▶ **THE REQUEST**:
What follows are records. Restate all of them word for word.

▶ **EXTRACTED ENTRIES**:
= = = = = = =
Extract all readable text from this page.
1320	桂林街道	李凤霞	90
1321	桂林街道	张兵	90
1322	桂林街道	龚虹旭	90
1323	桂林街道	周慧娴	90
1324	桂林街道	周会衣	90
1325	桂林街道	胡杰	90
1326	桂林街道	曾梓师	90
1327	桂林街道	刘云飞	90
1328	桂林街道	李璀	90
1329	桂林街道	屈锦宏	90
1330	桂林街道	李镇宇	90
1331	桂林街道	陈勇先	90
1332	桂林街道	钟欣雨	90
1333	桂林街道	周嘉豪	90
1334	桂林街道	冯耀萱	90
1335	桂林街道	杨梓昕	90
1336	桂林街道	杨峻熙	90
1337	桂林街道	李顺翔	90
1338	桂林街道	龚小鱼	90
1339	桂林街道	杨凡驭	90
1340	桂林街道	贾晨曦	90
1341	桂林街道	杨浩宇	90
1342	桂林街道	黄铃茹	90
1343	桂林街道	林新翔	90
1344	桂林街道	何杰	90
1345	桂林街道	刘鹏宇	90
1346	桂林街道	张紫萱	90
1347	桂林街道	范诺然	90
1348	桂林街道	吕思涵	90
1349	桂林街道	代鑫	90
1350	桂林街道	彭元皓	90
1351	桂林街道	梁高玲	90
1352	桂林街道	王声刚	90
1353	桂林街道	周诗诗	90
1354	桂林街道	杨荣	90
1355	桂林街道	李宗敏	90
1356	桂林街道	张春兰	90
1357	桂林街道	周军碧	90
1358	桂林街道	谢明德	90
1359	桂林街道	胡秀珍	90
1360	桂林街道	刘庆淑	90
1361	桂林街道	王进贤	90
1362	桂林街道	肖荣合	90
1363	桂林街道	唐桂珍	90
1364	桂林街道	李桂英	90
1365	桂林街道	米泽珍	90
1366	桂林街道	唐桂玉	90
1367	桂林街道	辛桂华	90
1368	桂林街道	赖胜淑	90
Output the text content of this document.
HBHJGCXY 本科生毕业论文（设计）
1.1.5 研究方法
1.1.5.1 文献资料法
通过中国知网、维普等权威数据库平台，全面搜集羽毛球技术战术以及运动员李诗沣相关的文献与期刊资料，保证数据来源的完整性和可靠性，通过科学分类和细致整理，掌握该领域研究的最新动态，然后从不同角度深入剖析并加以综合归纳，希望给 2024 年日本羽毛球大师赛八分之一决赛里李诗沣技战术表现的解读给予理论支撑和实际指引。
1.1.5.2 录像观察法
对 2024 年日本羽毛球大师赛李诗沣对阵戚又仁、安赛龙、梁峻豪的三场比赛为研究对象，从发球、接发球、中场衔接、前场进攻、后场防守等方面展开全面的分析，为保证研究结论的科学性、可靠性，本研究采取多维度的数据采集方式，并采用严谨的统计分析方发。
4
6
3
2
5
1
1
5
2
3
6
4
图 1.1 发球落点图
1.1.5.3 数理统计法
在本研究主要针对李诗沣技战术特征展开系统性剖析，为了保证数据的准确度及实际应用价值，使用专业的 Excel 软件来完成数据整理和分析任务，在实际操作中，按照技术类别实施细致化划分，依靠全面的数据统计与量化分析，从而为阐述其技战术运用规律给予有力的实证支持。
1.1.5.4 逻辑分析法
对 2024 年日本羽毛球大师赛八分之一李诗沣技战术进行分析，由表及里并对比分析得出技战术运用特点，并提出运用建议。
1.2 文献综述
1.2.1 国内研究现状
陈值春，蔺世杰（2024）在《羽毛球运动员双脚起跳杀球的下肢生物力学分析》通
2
= = = = = = =
▶ **WORKED SOLUTION**:
Extract all readable text from this page.
1320	桂林街道	李凤霞	90
1321	桂林街道	张兵	90
1322	桂林街道	龚虹旭	90
1323	桂林街道	周慧娴	90
1324	桂林街道	周会衣	90
1325	桂林街道	胡杰	90
1326	桂林街道	曾梓师	90
1327	桂林街道	刘云飞	90
1328	桂林街道	李璀	90
1329	桂林街道	屈锦宏	90
1330	桂林街道	李镇宇	90
1331	桂林街道	陈勇先	90
1332	桂林街道	钟欣雨	90
1333	桂林街道	周嘉豪	90
1334	桂林街道	冯耀萱	90
1335	桂林街道	杨梓昕	90
1336	桂林街道	杨峻熙	90
1337	桂林街道	李顺翔	90
1338	桂林街道	龚小鱼	90
1339	桂林街道	杨凡驭	90
1340	桂林街道	贾晨曦	90
1341	桂林街道	杨浩宇	90
1342	桂林街道	黄铃茹	90
1343	桂林街道	林新翔	90
1344	桂林街道	何杰	90
1345	桂林街道	刘鹏宇	90
1346	桂林街道	张紫萱	90
1347	桂林街道	范诺然	90
1348	桂林街道	吕思涵	90
1349	桂林街道	代鑫	90
1350	桂林街道	彭元皓	90
1351	桂林街道	梁高玲	90
1352	桂林街道	王声刚	90
1353	桂林街道	周诗诗	90
1354	桂林街道	杨荣	90
1355	桂林街道	李宗敏	90
1356	桂林街道	张春兰	90
1357	桂林街道	周军碧	90
1358	桂林街道	谢明德	90
1359	桂林街道	胡秀珍	90
1360	桂林街道	刘庆淑	90
1361	桂林街道	王进贤	90
1362	桂林街道	肖荣合	90
1363	桂林街道	唐桂珍	90
1364	桂林街道	李桂英	90
1365	桂林街道	米泽珍	90
1366	桂林街道	唐桂玉	90
1367	桂林街道	辛桂华	90
1368	桂林街道	赖胜淑	90
Output the text content of this document.
HBHJGCXY 本科生毕业论文（设计）
1.1.5 研究方法
1.1.5.1 文献资料法
通过中国知网、维普等权威数据库平台，全面搜集羽毛球技术战术以及运动员李诗沣相关的文献与期刊资料，保证数据来源的完整性和可靠性，通过科学分类和细致整理，掌握该领域研究的最新动态，然后从不同角度深入剖析并加以综合归纳，希望给 2024 年日本羽毛球大师赛八分之一决赛里李诗沣技战术表现的解读给予理论支撑和实际指引。
1.1.5.2 录像观察法
对 2024 年日本羽毛球大师赛李诗沣对阵戚又仁、安赛龙、梁峻豪的三场比赛为研究对象，从发球、接发球、中场衔接、前场进攻、后场防守等方面展开全面的分析，为保证研究结论的科学性、可靠性，本研究采取多维度的数据采集方式，并采用严谨的统计分析方发。
4
6
3
2
5
1
1
5
2
3
6
4
图 1.1 发球落点图
1.1.5.3 数理统计法
在本研究主要针对李诗沣技战术特征展开系统性剖析，为了保证数据的准确度及实际应用价值，使用专业的 Excel 软件来完成数据整理和分析任务，在实际操作中，按照技术类别实施细致化划分，依靠全面的数据统计与量化分析，从而为阐述其技战术运用规律给予有力的实证支持。
1.1.5.4 逻辑分析法
对 2024 年日本羽毛球大师赛八分之一李诗沣技战术进行分析，由表及里并对比分析得出技战术运用特点，并提出运用建议。
1.2 文献综述
1.2.1 国内研究现状
陈值春，蔺世杰（2024）在《羽毛球运动员双脚起跳杀球的下肢生物力学分析》通
2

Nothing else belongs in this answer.